-- START --

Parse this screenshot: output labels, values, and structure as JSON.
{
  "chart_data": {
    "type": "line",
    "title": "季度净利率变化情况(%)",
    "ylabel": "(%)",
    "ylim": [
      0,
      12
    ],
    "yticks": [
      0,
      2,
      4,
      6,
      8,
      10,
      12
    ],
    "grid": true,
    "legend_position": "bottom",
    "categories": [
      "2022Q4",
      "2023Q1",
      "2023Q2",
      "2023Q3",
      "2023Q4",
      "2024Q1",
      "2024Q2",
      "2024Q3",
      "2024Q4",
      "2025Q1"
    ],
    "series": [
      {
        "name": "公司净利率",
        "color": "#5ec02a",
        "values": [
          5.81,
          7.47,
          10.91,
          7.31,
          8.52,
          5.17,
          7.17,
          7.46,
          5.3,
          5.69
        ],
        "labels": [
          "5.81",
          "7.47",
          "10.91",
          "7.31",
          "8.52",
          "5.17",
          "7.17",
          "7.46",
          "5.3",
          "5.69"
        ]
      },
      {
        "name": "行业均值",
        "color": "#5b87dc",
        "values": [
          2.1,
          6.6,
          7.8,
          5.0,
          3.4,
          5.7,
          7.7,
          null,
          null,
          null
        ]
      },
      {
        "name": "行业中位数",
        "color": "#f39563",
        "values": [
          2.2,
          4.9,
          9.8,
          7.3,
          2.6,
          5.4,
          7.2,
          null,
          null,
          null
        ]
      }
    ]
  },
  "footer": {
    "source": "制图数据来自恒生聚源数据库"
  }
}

-- END --
-- START --

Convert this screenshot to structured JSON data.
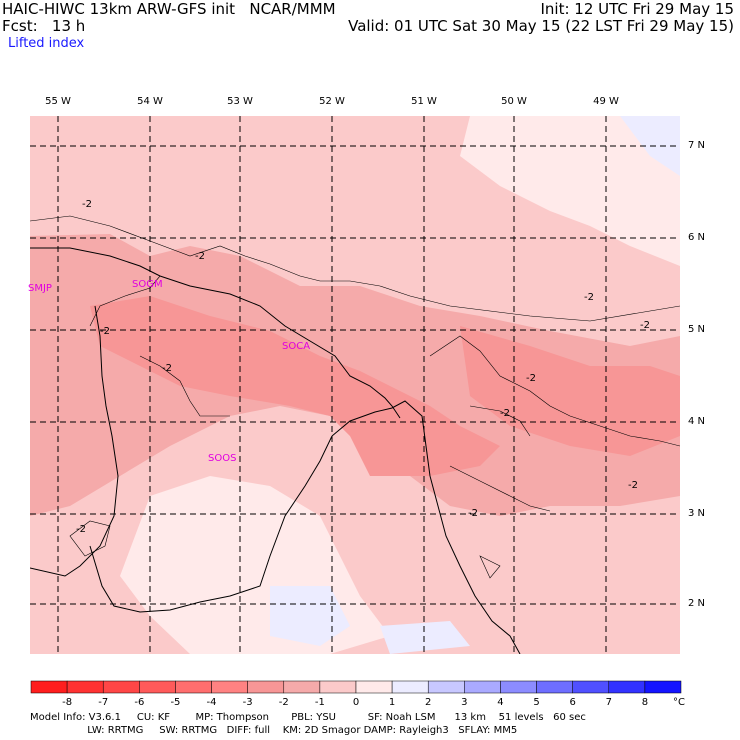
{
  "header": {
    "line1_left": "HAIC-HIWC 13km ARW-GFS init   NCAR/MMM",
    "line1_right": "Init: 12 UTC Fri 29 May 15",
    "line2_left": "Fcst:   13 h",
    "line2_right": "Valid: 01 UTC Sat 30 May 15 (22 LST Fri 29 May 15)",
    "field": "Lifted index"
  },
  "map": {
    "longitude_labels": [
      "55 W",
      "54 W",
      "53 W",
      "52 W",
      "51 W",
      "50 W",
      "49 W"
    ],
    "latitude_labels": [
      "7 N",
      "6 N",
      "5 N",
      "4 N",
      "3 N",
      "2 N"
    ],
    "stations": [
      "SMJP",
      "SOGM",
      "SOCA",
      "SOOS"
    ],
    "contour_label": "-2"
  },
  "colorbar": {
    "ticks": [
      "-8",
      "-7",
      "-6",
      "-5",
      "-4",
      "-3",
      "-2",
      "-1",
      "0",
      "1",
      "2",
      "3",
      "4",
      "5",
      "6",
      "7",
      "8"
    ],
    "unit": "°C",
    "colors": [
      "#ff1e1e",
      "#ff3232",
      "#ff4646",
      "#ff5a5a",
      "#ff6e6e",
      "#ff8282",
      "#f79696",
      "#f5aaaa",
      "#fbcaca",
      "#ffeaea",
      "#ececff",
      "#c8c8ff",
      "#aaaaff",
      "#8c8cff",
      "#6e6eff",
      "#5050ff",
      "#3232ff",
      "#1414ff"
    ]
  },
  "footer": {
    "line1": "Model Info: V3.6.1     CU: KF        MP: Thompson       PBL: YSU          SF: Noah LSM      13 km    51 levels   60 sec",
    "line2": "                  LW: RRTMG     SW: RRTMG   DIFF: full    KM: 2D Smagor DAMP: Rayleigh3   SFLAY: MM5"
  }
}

-- END --

Task instructions
Read the entries and select each line where the word "JSON" is found.

Written answer
Parse this screenshot: output labels, values, and structure as JSON.
Convert this screenshot to structured JSON data.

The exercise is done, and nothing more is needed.